» What is needed: Reproduce the material below line for line, changing nothing.

» Records for processing:
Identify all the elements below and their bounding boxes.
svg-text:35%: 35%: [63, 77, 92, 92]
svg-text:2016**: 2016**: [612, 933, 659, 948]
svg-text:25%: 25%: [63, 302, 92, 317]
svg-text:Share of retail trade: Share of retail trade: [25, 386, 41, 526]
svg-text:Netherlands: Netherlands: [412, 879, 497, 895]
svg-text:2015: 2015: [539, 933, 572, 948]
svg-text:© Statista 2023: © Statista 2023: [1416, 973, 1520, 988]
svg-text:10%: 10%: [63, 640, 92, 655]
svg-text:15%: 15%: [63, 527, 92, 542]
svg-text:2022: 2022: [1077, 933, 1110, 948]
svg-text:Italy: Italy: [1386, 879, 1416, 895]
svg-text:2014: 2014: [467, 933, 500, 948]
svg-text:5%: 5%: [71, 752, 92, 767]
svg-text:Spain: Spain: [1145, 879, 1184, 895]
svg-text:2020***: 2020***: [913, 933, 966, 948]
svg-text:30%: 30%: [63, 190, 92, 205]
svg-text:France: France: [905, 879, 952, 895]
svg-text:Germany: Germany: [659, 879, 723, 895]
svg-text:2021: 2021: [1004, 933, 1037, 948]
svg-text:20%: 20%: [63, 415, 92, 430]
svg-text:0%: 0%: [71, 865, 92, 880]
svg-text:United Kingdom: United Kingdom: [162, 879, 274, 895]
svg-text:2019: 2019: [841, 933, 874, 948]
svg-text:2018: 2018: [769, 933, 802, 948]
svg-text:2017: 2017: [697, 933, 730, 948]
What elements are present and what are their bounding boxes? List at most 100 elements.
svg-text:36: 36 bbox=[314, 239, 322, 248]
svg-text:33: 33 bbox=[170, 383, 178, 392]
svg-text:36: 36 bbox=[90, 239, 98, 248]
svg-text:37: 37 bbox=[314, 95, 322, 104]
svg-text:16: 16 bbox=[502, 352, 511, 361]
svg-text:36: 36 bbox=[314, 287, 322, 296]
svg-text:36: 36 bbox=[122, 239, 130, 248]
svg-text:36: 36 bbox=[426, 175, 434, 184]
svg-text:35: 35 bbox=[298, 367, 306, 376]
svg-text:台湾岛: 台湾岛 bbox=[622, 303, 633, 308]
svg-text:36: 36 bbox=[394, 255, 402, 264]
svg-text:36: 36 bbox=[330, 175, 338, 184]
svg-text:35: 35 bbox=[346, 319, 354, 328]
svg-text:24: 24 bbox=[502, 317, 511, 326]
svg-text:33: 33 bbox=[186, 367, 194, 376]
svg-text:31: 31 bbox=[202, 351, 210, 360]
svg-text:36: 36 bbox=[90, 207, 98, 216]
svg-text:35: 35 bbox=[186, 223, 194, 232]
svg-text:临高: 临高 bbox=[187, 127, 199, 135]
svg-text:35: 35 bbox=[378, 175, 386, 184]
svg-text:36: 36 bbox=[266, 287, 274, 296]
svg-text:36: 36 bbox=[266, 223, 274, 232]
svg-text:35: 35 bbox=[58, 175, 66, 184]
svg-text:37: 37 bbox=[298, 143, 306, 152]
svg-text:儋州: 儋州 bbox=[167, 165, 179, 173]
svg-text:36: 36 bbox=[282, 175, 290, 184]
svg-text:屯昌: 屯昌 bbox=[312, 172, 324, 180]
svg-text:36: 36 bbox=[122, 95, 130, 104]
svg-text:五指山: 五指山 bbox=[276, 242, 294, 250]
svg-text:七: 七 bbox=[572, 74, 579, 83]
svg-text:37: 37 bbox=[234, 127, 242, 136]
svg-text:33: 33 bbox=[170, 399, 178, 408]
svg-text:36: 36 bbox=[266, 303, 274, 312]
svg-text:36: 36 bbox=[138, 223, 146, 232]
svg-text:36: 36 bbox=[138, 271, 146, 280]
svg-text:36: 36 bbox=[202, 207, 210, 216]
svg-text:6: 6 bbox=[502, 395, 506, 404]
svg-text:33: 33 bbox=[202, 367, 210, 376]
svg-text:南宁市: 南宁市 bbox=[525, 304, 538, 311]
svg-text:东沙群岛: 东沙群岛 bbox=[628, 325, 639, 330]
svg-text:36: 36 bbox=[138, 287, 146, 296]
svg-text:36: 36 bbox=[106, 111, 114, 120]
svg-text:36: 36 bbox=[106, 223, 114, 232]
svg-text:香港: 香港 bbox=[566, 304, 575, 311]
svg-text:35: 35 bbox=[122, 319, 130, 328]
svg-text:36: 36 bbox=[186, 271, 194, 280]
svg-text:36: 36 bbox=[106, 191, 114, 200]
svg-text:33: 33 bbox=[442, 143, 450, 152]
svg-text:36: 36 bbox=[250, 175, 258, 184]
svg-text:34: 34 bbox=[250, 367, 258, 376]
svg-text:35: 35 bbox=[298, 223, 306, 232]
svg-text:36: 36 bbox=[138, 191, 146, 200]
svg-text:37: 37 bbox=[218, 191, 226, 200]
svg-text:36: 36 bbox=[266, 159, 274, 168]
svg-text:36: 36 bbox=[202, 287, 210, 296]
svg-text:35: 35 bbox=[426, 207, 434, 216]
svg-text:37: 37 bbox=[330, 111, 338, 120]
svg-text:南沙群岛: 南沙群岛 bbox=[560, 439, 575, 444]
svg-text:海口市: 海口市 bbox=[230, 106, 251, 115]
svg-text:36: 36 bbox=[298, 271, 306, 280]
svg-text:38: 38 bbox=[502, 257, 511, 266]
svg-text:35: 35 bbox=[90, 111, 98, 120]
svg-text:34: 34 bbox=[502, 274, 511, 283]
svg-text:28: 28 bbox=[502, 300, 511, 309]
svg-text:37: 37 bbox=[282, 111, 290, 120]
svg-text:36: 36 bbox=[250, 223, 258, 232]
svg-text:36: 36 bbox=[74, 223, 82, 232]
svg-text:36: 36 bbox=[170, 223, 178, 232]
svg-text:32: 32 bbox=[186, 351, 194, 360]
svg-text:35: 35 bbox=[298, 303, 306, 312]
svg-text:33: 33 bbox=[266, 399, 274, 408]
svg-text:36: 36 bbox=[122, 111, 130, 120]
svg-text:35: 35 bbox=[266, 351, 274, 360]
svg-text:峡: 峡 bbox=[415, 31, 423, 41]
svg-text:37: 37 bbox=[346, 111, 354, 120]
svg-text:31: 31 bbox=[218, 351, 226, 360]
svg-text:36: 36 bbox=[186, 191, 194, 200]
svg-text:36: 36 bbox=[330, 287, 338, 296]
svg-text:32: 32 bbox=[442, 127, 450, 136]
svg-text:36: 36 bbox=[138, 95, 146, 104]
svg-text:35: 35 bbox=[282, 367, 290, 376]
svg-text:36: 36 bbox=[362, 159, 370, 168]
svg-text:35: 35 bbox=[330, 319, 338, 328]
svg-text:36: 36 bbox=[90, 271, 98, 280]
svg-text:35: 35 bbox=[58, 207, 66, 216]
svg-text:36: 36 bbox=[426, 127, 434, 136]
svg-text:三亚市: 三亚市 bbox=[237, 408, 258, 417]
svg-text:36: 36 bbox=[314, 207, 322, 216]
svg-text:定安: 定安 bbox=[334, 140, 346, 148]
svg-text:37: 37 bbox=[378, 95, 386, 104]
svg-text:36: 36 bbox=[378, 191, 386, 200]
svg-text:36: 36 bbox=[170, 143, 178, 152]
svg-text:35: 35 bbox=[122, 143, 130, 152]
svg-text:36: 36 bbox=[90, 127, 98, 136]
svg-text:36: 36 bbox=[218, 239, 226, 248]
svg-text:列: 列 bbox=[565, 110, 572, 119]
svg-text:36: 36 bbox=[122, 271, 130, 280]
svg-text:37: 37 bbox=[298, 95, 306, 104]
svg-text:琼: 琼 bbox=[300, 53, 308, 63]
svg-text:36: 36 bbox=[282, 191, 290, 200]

» Answer to the problem:
Identify all the elements below and their bounding boxes.
svg-text:35%: 35%: [63, 77, 92, 92]
svg-text:2016**: 2016**: [612, 933, 659, 948]
svg-text:25%: 25%: [63, 302, 92, 317]
svg-text:Share of retail trade: Share of retail trade: [25, 386, 41, 526]
svg-text:Netherlands: Netherlands: [412, 879, 497, 895]
svg-text:2015: 2015: [539, 933, 572, 948]
svg-text:© Statista 2023: © Statista 2023: [1416, 973, 1520, 988]
svg-text:10%: 10%: [63, 640, 92, 655]
svg-text:15%: 15%: [63, 527, 92, 542]
svg-text:2022: 2022: [1077, 933, 1110, 948]
svg-text:Italy: Italy: [1386, 879, 1416, 895]
svg-text:2014: 2014: [467, 933, 500, 948]
svg-text:5%: 5%: [71, 752, 92, 767]
svg-text:Spain: Spain: [1145, 879, 1184, 895]
svg-text:2020***: 2020***: [913, 933, 966, 948]
svg-text:30%: 30%: [63, 190, 92, 205]
svg-text:France: France: [905, 879, 952, 895]
svg-text:Germany: Germany: [659, 879, 723, 895]
svg-text:2021: 2021: [1004, 933, 1037, 948]
svg-text:20%: 20%: [63, 415, 92, 430]
svg-text:0%: 0%: [71, 865, 92, 880]
svg-text:United Kingdom: United Kingdom: [162, 879, 274, 895]
svg-text:2019: 2019: [841, 933, 874, 948]
svg-text:2018: 2018: [769, 933, 802, 948]
svg-text:2017: 2017: [697, 933, 730, 948]
What elements are present and what are their bounding boxes? List at most 100 elements.
svg-text:36: 36 bbox=[314, 239, 322, 248]
svg-text:33: 33 bbox=[170, 383, 178, 392]
svg-text:36: 36 bbox=[90, 239, 98, 248]
svg-text:37: 37 bbox=[314, 95, 322, 104]
svg-text:16: 16 bbox=[502, 352, 511, 361]
svg-text:36: 36 bbox=[314, 287, 322, 296]
svg-text:36: 36 bbox=[122, 239, 130, 248]
svg-text:36: 36 bbox=[426, 175, 434, 184]
svg-text:35: 35 bbox=[298, 367, 306, 376]
svg-text:台湾岛: 台湾岛 bbox=[622, 303, 633, 308]
svg-text:36: 36 bbox=[394, 255, 402, 264]
svg-text:36: 36 bbox=[330, 175, 338, 184]
svg-text:35: 35 bbox=[346, 319, 354, 328]
svg-text:24: 24 bbox=[502, 317, 511, 326]
svg-text:33: 33 bbox=[186, 367, 194, 376]
svg-text:31: 31 bbox=[202, 351, 210, 360]
svg-text:36: 36 bbox=[90, 207, 98, 216]
svg-text:35: 35 bbox=[186, 223, 194, 232]
svg-text:临高: 临高 bbox=[187, 127, 199, 135]
svg-text:35: 35 bbox=[378, 175, 386, 184]
svg-text:36: 36 bbox=[266, 287, 274, 296]
svg-text:36: 36 bbox=[266, 223, 274, 232]
svg-text:35: 35 bbox=[58, 175, 66, 184]
svg-text:37: 37 bbox=[298, 143, 306, 152]
svg-text:儋州: 儋州 bbox=[167, 165, 179, 173]
svg-text:36: 36 bbox=[282, 175, 290, 184]
svg-text:屯昌: 屯昌 bbox=[312, 172, 324, 180]
svg-text:36: 36 bbox=[122, 95, 130, 104]
svg-text:五指山: 五指山 bbox=[276, 242, 294, 250]
svg-text:七: 七 bbox=[572, 74, 579, 83]
svg-text:37: 37 bbox=[234, 127, 242, 136]
svg-text:33: 33 bbox=[170, 399, 178, 408]
svg-text:36: 36 bbox=[266, 303, 274, 312]
svg-text:36: 36 bbox=[138, 223, 146, 232]
svg-text:36: 36 bbox=[138, 271, 146, 280]
svg-text:36: 36 bbox=[202, 207, 210, 216]
svg-text:6: 6 bbox=[502, 395, 506, 404]
svg-text:33: 33 bbox=[202, 367, 210, 376]
svg-text:南宁市: 南宁市 bbox=[525, 304, 538, 311]
svg-text:东沙群岛: 东沙群岛 bbox=[628, 325, 639, 330]
svg-text:36: 36 bbox=[138, 287, 146, 296]
svg-text:36: 36 bbox=[106, 111, 114, 120]
svg-text:36: 36 bbox=[106, 223, 114, 232]
svg-text:香港: 香港 bbox=[566, 304, 575, 311]
svg-text:35: 35 bbox=[122, 319, 130, 328]
svg-text:36: 36 bbox=[186, 271, 194, 280]
svg-text:36: 36 bbox=[106, 191, 114, 200]
svg-text:33: 33 bbox=[442, 143, 450, 152]
svg-text:36: 36 bbox=[250, 175, 258, 184]
svg-text:34: 34 bbox=[250, 367, 258, 376]
svg-text:35: 35 bbox=[298, 223, 306, 232]
svg-text:36: 36 bbox=[138, 191, 146, 200]
svg-text:37: 37 bbox=[218, 191, 226, 200]
svg-text:36: 36 bbox=[266, 159, 274, 168]
svg-text:36: 36 bbox=[202, 287, 210, 296]
svg-text:35: 35 bbox=[426, 207, 434, 216]
svg-text:37: 37 bbox=[330, 111, 338, 120]
svg-text:南沙群岛: 南沙群岛 bbox=[560, 439, 575, 444]
svg-text:海口市: 海口市 bbox=[230, 106, 251, 115]
svg-text:36: 36 bbox=[298, 271, 306, 280]
svg-text:38: 38 bbox=[502, 257, 511, 266]
svg-text:35: 35 bbox=[90, 111, 98, 120]
svg-text:34: 34 bbox=[502, 274, 511, 283]
svg-text:28: 28 bbox=[502, 300, 511, 309]
svg-text:37: 37 bbox=[282, 111, 290, 120]
svg-text:36: 36 bbox=[250, 223, 258, 232]
svg-text:36: 36 bbox=[74, 223, 82, 232]
svg-text:36: 36 bbox=[170, 223, 178, 232]
svg-text:32: 32 bbox=[186, 351, 194, 360]
svg-text:35: 35 bbox=[298, 303, 306, 312]
svg-text:33: 33 bbox=[266, 399, 274, 408]
svg-text:36: 36 bbox=[122, 111, 130, 120]
svg-text:35: 35 bbox=[266, 351, 274, 360]
svg-text:峡: 峡 bbox=[415, 31, 423, 41]
svg-text:37: 37 bbox=[346, 111, 354, 120]
svg-text:31: 31 bbox=[218, 351, 226, 360]
svg-text:36: 36 bbox=[186, 191, 194, 200]
svg-text:36: 36 bbox=[330, 287, 338, 296]
svg-text:32: 32 bbox=[442, 127, 450, 136]
svg-text:36: 36 bbox=[138, 95, 146, 104]
svg-text:35: 35 bbox=[282, 367, 290, 376]
svg-text:36: 36 bbox=[362, 159, 370, 168]
svg-text:35: 35 bbox=[330, 319, 338, 328]
svg-text:36: 36 bbox=[90, 271, 98, 280]
svg-text:35: 35 bbox=[58, 207, 66, 216]
svg-text:36: 36 bbox=[426, 127, 434, 136]
svg-text:三亚市: 三亚市 bbox=[237, 408, 258, 417]
svg-text:36: 36 bbox=[314, 207, 322, 216]
svg-text:定安: 定安 bbox=[334, 140, 346, 148]
svg-text:37: 37 bbox=[378, 95, 386, 104]
svg-text:36: 36 bbox=[378, 191, 386, 200]
svg-text:36: 36 bbox=[170, 143, 178, 152]
svg-text:35: 35 bbox=[122, 143, 130, 152]
svg-text:36: 36 bbox=[90, 127, 98, 136]
svg-text:36: 36 bbox=[218, 239, 226, 248]
svg-text:列: 列 bbox=[565, 110, 572, 119]
svg-text:36: 36 bbox=[122, 271, 130, 280]
svg-text:37: 37 bbox=[298, 95, 306, 104]
svg-text:琼: 琼 bbox=[300, 53, 308, 63]
svg-text:36: 36 bbox=[282, 191, 290, 200]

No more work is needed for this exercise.